**TASK INSTRUCTIONS**. Pull each line holding the word "once" from the data.

**SOURCE MATERIAL**.
^^^^^^^^^^^^^^^^

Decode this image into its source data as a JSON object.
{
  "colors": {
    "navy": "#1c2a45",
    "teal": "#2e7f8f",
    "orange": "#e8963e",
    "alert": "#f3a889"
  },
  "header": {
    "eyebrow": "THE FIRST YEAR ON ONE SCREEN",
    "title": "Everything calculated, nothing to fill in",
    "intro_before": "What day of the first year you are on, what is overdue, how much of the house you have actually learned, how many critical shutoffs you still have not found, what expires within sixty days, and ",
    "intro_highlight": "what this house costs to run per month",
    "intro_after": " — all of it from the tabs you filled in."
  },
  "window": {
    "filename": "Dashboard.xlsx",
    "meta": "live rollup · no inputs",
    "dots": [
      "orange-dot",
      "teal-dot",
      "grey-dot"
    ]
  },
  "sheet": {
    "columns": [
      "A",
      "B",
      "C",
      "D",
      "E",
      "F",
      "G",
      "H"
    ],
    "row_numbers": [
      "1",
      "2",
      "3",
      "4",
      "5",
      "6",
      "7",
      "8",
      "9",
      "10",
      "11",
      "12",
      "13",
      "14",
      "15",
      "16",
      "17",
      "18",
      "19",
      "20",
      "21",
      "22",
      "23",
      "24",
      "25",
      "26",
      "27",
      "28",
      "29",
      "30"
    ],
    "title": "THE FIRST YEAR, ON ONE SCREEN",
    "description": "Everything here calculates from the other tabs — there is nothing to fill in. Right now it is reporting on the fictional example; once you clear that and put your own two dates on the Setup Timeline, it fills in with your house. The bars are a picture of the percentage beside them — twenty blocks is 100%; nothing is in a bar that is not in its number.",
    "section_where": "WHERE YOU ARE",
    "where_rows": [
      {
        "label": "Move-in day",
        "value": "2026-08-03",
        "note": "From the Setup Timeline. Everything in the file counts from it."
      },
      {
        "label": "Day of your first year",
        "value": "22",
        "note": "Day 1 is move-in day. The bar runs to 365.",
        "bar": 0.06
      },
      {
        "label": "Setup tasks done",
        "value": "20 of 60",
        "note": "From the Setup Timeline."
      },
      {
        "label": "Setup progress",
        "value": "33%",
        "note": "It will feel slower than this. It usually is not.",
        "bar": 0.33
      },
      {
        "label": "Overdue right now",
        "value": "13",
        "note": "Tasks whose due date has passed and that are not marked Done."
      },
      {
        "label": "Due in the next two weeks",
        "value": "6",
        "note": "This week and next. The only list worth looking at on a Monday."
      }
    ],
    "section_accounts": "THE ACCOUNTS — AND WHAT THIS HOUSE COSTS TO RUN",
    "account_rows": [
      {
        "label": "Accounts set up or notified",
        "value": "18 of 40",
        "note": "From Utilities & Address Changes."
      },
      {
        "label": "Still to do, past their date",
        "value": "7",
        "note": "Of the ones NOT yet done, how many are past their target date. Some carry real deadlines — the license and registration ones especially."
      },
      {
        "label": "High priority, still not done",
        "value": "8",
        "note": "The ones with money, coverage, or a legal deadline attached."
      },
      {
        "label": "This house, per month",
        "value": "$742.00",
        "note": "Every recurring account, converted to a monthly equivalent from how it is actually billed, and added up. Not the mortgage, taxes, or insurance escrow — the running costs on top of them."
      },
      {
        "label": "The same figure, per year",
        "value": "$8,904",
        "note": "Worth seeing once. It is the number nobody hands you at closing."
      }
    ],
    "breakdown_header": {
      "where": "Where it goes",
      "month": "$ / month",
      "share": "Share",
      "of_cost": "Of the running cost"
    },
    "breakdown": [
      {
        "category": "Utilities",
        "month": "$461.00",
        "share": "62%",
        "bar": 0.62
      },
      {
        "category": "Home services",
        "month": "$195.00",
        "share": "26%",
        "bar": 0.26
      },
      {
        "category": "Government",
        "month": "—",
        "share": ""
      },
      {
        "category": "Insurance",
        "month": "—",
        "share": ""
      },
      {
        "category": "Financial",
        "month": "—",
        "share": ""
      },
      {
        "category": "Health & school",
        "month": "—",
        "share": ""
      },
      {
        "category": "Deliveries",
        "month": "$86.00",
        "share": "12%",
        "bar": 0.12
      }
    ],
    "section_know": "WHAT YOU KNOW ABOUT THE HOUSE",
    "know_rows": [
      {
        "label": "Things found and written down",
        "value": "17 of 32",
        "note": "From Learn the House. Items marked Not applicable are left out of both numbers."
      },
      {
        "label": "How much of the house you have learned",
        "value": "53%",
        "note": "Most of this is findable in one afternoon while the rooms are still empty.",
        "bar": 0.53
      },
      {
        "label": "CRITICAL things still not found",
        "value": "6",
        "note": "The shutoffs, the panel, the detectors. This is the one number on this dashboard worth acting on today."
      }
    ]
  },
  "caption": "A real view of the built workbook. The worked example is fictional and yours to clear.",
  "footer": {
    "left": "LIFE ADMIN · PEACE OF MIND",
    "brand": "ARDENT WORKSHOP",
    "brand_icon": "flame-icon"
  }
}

^^^^^^^^^^^^^^^^

**COMPLETE ANSWER**.
    "description": "Everything here calculates from the other tabs — there is nothing to fill in. Right now it is reporting on the fictional example; once you clear that and put your own two dates on the Setup Timeline, it fills in with your house. The bars are a picture of the percentage beside them — twenty blocks is 100%; nothing is in a bar that is not in its number.",
        "note": "Worth seeing once. It is the number nobody hands you at closing."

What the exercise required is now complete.